(Written exercise): Among the entries below, find the lines with "Philippines" and copy them.

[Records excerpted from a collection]
----------------

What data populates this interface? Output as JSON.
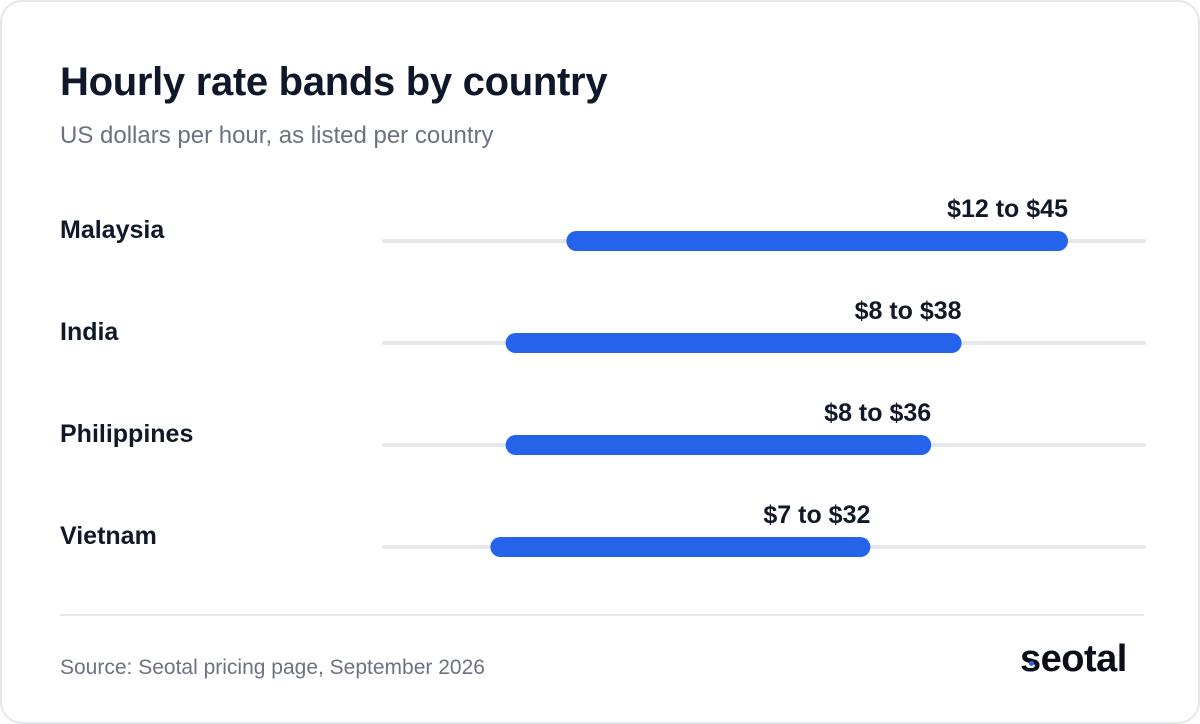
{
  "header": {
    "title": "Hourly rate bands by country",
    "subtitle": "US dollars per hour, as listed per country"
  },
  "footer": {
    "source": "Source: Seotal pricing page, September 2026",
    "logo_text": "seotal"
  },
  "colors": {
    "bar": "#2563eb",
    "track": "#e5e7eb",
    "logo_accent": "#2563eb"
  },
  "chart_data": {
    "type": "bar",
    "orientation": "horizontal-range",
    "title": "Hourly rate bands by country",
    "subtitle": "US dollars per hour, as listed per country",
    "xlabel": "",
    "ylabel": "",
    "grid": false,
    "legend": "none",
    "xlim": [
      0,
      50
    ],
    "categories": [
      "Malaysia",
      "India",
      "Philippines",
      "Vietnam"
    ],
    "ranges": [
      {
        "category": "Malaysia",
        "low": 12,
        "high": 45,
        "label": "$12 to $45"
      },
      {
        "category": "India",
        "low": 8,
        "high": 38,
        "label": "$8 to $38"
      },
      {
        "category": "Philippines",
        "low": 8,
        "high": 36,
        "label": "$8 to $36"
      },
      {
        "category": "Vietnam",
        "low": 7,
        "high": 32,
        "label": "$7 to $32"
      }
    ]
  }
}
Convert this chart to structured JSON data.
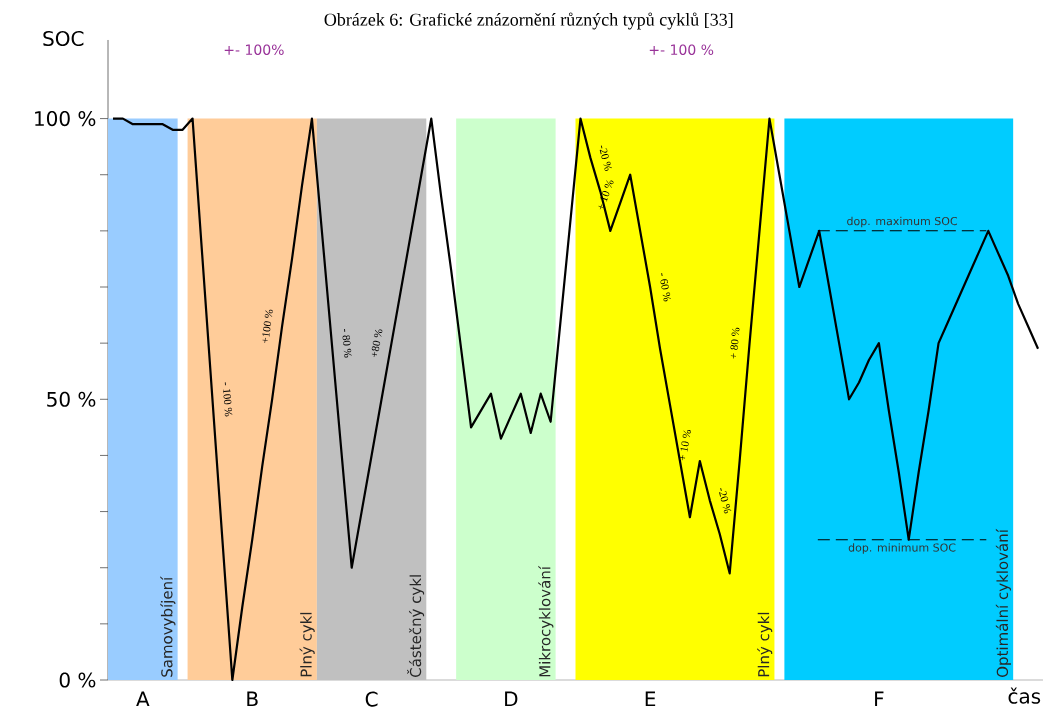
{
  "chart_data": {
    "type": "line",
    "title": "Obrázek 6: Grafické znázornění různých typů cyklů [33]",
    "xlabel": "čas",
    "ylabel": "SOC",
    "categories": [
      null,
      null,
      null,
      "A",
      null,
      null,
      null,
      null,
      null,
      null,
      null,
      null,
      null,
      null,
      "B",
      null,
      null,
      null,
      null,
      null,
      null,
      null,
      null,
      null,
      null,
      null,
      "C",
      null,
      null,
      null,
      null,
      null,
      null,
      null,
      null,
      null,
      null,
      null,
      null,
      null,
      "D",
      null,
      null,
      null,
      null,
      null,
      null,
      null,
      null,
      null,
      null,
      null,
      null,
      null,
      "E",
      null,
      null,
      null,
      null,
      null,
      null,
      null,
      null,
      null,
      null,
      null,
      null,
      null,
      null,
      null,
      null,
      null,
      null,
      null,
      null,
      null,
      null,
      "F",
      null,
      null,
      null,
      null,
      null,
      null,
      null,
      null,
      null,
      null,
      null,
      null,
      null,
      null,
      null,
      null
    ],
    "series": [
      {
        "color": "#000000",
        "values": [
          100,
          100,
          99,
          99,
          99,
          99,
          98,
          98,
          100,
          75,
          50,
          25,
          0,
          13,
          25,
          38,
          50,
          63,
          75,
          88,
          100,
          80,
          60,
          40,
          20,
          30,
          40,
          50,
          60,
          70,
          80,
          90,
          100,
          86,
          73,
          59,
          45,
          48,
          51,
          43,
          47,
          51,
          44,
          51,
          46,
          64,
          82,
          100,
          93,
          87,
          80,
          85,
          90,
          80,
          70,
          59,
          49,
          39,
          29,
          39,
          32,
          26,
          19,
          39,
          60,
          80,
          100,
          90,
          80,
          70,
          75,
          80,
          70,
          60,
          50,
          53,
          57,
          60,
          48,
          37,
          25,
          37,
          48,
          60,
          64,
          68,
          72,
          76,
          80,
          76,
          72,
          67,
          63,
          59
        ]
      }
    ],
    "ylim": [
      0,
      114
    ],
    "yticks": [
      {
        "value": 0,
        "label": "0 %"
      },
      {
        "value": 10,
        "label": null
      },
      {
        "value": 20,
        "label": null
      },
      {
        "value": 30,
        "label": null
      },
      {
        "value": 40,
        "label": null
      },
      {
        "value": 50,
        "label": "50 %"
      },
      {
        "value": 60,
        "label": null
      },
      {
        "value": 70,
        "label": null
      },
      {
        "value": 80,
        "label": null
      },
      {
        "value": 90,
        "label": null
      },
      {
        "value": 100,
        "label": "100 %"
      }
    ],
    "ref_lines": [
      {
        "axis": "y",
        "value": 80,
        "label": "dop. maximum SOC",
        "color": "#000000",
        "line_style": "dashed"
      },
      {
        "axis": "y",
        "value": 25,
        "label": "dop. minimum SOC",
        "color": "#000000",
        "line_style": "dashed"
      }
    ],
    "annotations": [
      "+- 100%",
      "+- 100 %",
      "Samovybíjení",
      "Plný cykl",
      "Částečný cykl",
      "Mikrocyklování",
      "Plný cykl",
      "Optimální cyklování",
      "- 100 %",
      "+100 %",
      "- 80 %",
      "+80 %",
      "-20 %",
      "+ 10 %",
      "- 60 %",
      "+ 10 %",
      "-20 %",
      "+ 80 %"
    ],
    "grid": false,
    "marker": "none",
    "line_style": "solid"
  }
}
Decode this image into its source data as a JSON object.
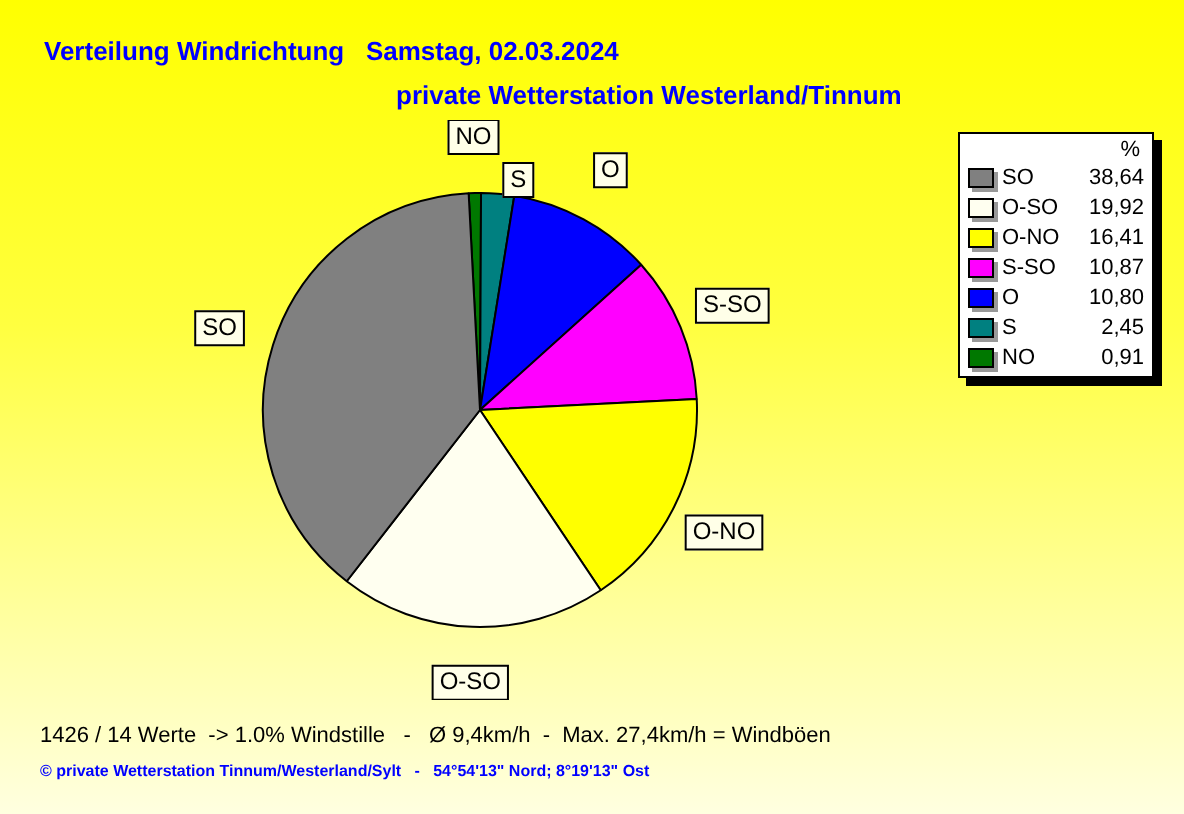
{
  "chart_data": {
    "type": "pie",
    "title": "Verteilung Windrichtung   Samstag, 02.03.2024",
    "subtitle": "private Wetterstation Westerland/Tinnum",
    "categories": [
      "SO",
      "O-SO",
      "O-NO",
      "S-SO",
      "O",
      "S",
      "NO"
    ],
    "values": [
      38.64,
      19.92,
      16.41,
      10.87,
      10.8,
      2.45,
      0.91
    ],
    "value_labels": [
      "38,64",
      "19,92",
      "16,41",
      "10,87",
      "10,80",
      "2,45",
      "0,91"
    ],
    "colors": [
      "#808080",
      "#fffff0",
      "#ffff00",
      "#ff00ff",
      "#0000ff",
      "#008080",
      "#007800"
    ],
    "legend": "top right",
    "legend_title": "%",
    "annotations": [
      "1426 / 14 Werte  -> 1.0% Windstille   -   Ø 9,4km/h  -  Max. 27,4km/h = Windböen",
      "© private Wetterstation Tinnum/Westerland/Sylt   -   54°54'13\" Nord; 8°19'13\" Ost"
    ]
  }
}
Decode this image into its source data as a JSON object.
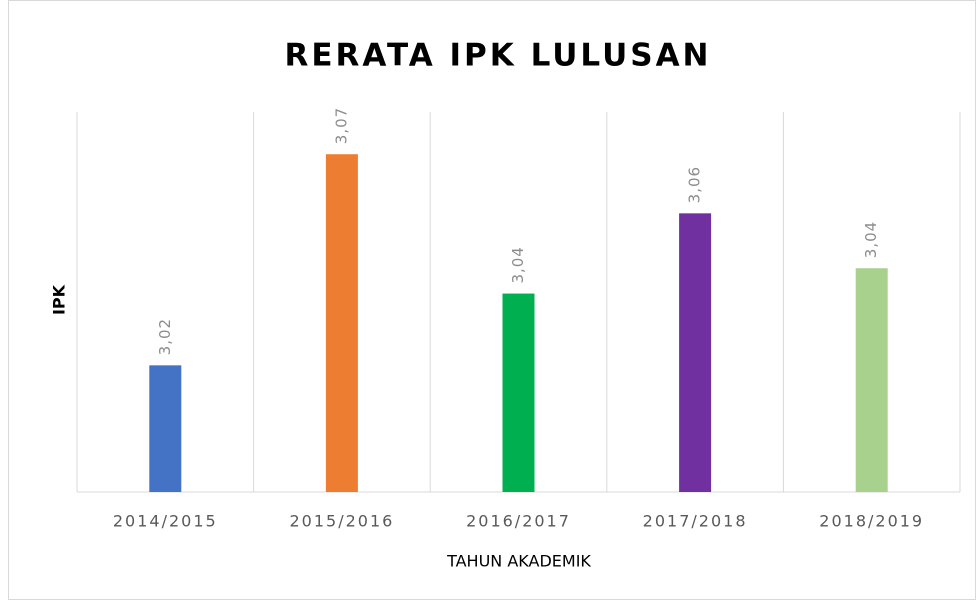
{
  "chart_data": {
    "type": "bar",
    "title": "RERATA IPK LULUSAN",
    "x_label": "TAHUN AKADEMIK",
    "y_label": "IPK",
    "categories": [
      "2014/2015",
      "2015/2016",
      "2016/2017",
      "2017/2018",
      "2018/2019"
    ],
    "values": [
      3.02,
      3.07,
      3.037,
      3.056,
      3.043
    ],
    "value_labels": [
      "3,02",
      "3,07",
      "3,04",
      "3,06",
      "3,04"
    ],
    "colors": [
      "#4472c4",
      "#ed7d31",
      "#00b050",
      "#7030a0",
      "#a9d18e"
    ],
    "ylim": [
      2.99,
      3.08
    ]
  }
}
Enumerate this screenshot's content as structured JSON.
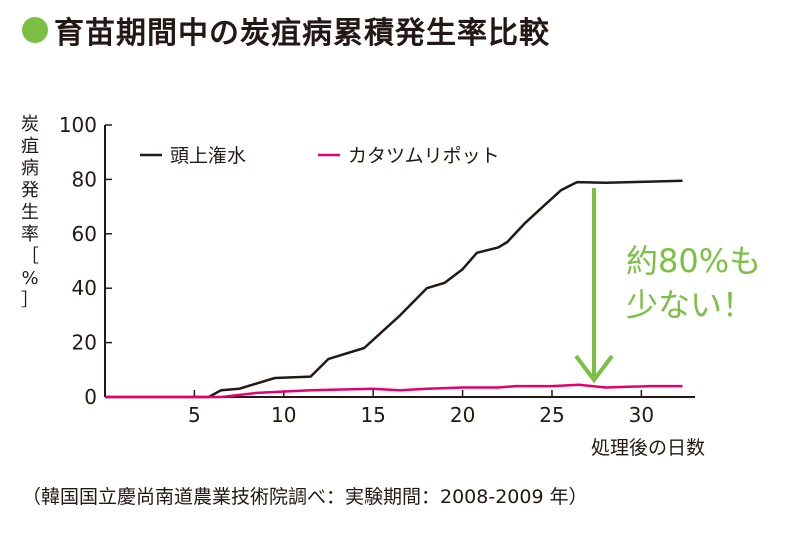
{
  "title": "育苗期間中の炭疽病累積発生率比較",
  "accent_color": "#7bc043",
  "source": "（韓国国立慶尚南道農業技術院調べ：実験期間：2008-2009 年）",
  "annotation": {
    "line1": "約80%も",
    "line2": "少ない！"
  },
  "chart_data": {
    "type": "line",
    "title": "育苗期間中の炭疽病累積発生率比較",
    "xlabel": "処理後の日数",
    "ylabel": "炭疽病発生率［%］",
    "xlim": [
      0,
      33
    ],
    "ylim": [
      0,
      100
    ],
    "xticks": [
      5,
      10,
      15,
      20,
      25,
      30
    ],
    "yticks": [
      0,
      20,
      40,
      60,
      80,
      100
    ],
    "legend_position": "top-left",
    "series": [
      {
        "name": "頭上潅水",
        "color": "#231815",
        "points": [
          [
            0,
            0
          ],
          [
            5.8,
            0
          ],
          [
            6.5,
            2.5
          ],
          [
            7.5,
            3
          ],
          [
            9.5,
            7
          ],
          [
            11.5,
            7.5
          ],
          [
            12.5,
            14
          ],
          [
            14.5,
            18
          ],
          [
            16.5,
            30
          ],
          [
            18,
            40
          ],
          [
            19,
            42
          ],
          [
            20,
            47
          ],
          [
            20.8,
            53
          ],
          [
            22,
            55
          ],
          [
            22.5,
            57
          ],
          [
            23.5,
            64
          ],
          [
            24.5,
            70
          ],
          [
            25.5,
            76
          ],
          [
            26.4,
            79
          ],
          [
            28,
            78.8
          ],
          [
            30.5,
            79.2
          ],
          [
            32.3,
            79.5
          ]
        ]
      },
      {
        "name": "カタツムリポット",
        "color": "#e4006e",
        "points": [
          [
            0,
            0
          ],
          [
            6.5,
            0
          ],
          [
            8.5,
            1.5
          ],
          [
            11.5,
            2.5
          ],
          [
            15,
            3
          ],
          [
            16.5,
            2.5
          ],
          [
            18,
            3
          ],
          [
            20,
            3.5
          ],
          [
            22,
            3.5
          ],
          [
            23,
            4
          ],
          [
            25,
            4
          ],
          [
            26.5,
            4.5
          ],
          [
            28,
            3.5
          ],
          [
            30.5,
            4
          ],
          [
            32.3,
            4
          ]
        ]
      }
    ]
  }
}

----------------

(Exercise result):
      "Philippines",
        "category": "Philippines",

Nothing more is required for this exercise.